## Requirement
Your task is to copy the listing exactly, with the pictures left out.

★ ★ ★

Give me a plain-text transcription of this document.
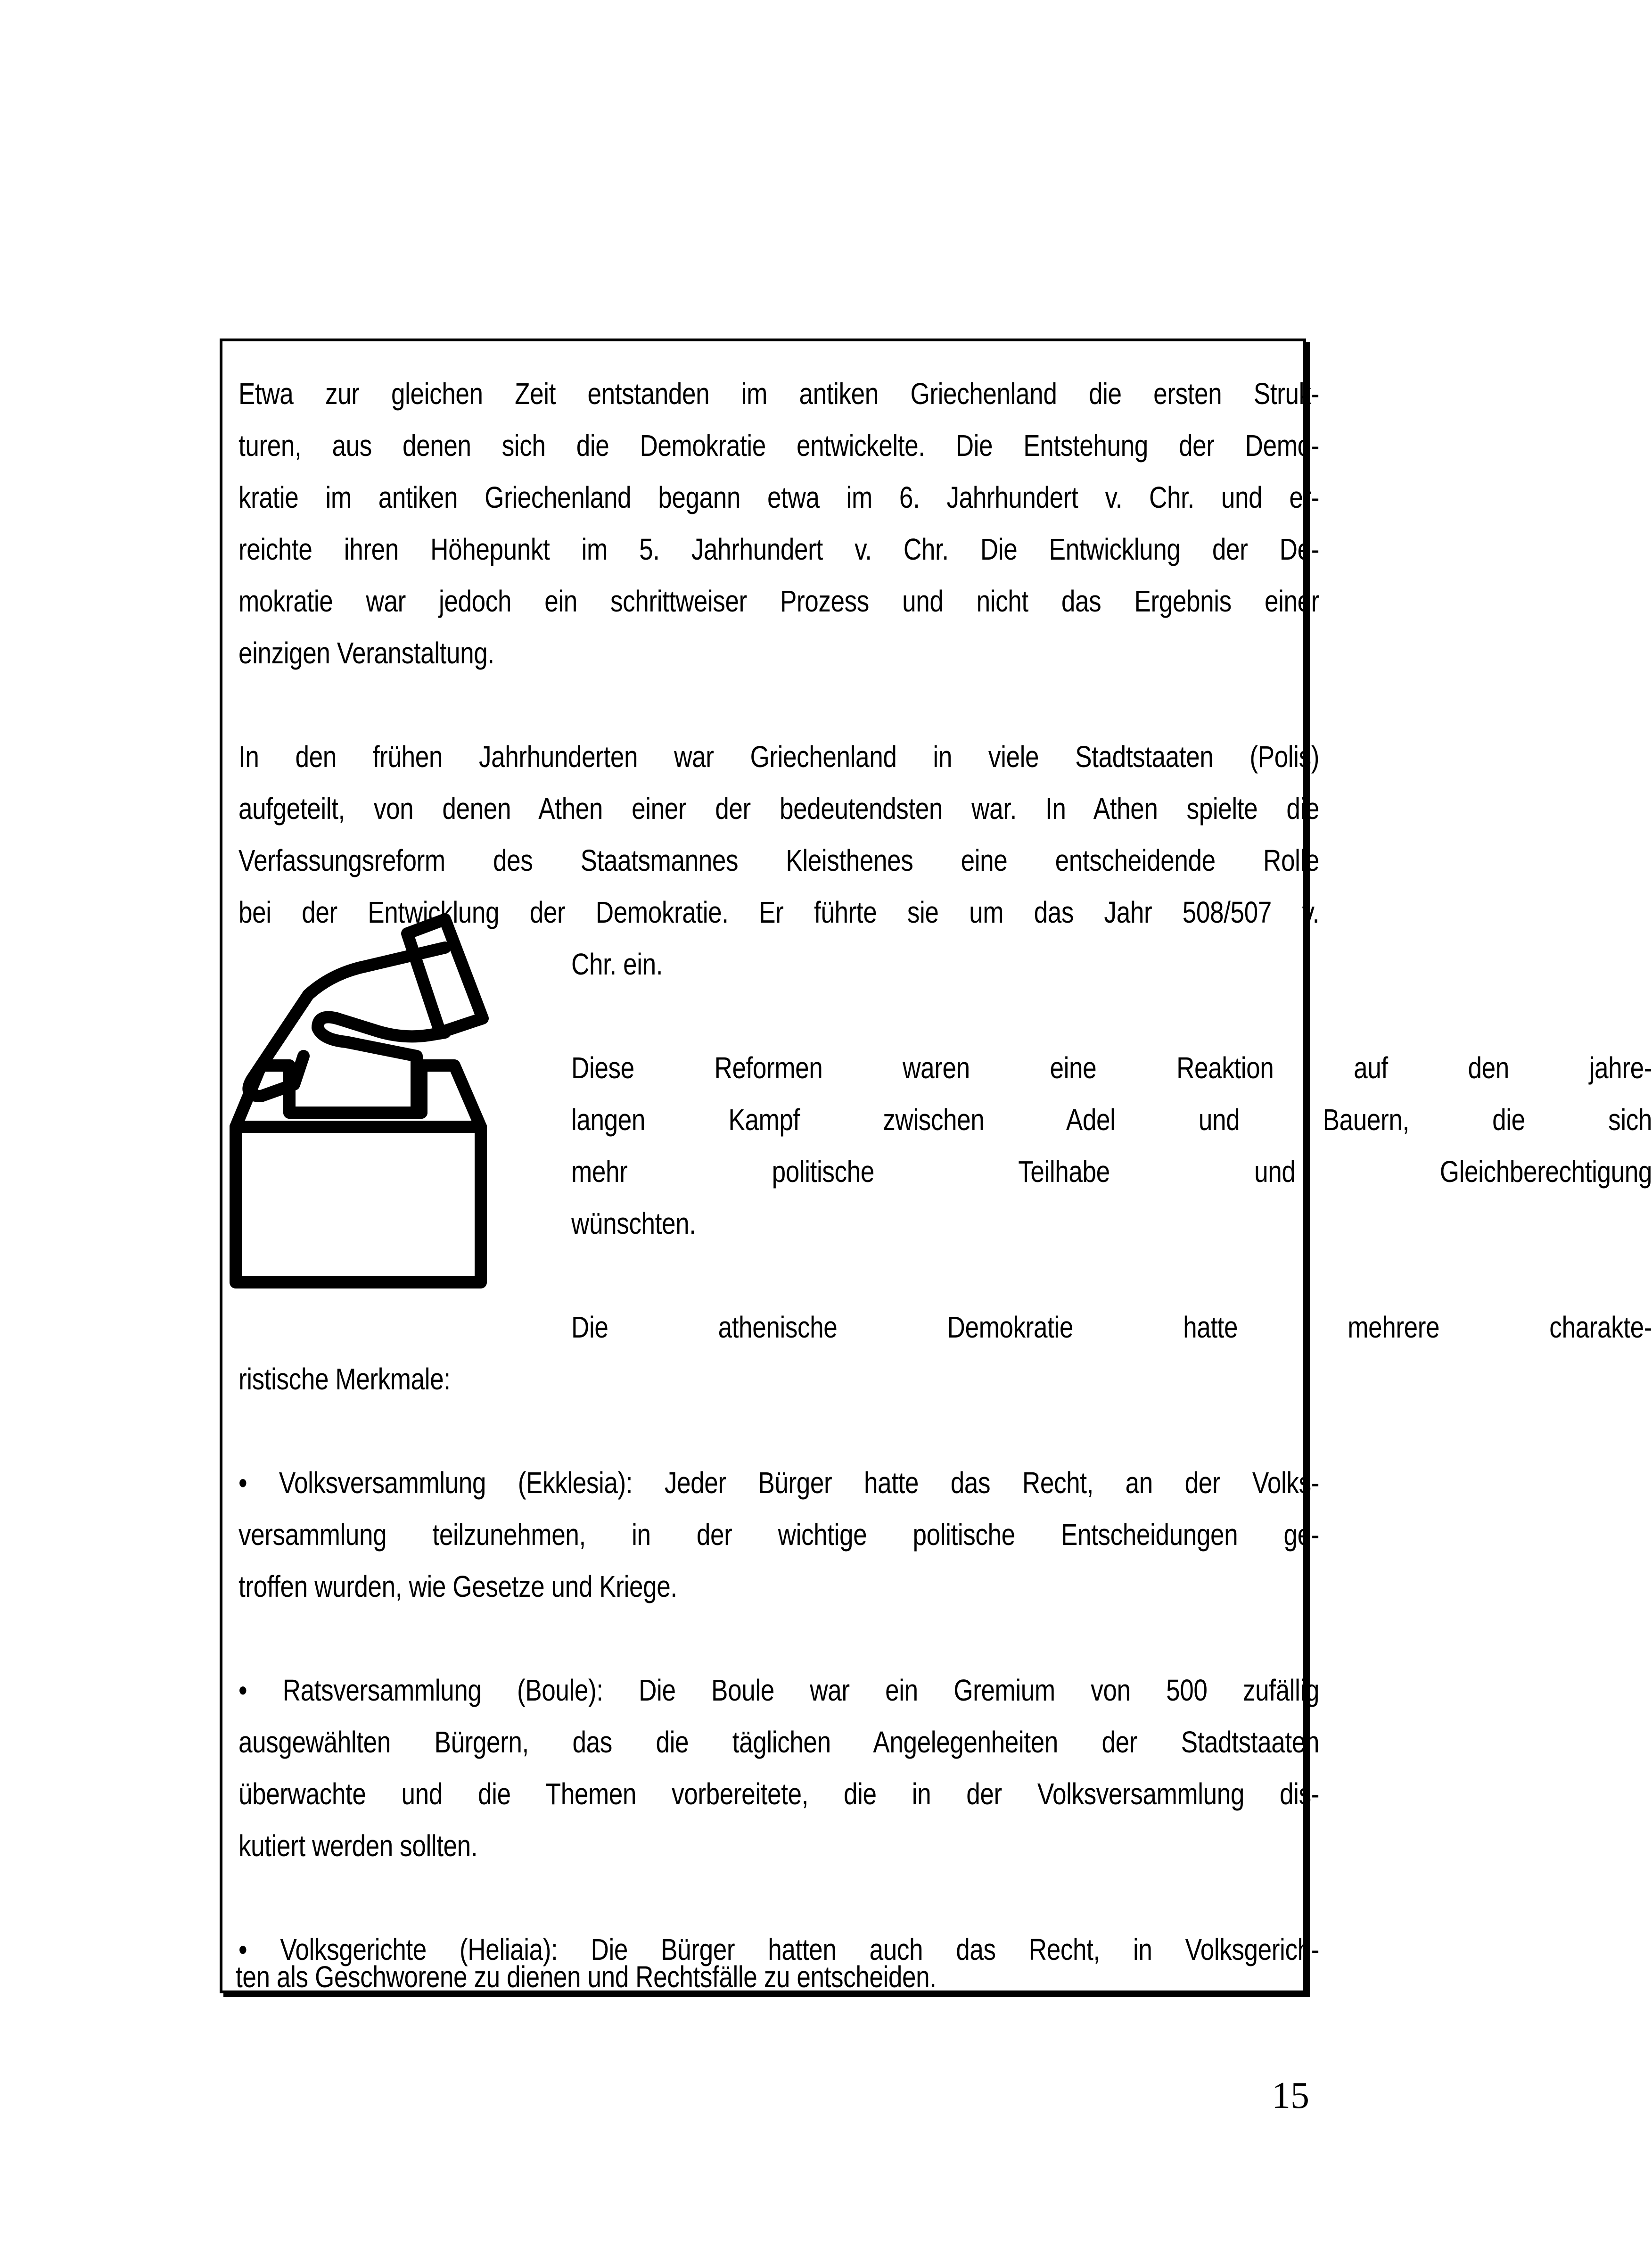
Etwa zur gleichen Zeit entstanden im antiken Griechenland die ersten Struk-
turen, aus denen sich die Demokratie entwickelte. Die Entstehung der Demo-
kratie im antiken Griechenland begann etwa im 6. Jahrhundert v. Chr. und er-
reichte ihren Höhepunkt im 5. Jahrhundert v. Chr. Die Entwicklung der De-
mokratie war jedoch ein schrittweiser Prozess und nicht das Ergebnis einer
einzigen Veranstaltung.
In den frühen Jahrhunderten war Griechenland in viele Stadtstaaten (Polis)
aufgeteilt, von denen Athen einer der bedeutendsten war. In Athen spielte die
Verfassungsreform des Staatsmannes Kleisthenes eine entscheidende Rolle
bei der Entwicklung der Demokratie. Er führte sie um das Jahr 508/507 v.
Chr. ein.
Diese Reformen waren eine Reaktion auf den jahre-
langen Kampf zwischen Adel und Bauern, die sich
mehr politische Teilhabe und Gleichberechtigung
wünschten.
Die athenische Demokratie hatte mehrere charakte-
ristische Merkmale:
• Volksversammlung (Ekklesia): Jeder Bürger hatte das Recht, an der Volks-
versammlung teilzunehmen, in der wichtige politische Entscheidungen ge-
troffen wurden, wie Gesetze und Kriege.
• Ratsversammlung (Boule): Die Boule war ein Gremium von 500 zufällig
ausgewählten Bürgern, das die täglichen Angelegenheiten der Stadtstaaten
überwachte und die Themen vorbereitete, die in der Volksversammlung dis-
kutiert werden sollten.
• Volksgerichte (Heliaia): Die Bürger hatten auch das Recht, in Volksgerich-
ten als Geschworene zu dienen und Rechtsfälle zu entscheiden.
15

★ ★ ★

## The completed task
Give me a plain-text transcription of this document.
Etwa zur gleichen Zeit entstanden im antiken Griechenland die ersten Struk-
turen, aus denen sich die Demokratie entwickelte. Die Entstehung der Demo-
kratie im antiken Griechenland begann etwa im 6. Jahrhundert v. Chr. und er-
reichte ihren Höhepunkt im 5. Jahrhundert v. Chr. Die Entwicklung der De-
mokratie war jedoch ein schrittweiser Prozess und nicht das Ergebnis einer
einzigen Veranstaltung.
In den frühen Jahrhunderten war Griechenland in viele Stadtstaaten (Polis)
aufgeteilt, von denen Athen einer der bedeutendsten war. In Athen spielte die
Verfassungsreform des Staatsmannes Kleisthenes eine entscheidende Rolle
bei der Entwicklung der Demokratie. Er führte sie um das Jahr 508/507 v.
Chr. ein.
Diese Reformen waren eine Reaktion auf den jahre-
langen Kampf zwischen Adel und Bauern, die sich
mehr politische Teilhabe und Gleichberechtigung
wünschten.
Die athenische Demokratie hatte mehrere charakte-
ristische Merkmale:
• Volksversammlung (Ekklesia): Jeder Bürger hatte das Recht, an der Volks-
versammlung teilzunehmen, in der wichtige politische Entscheidungen ge-
troffen wurden, wie Gesetze und Kriege.
• Ratsversammlung (Boule): Die Boule war ein Gremium von 500 zufällig
ausgewählten Bürgern, das die täglichen Angelegenheiten der Stadtstaaten
überwachte und die Themen vorbereitete, die in der Volksversammlung dis-
kutiert werden sollten.
• Volksgerichte (Heliaia): Die Bürger hatten auch das Recht, in Volksgerich-
ten als Geschworene zu dienen und Rechtsfälle zu entscheiden.
15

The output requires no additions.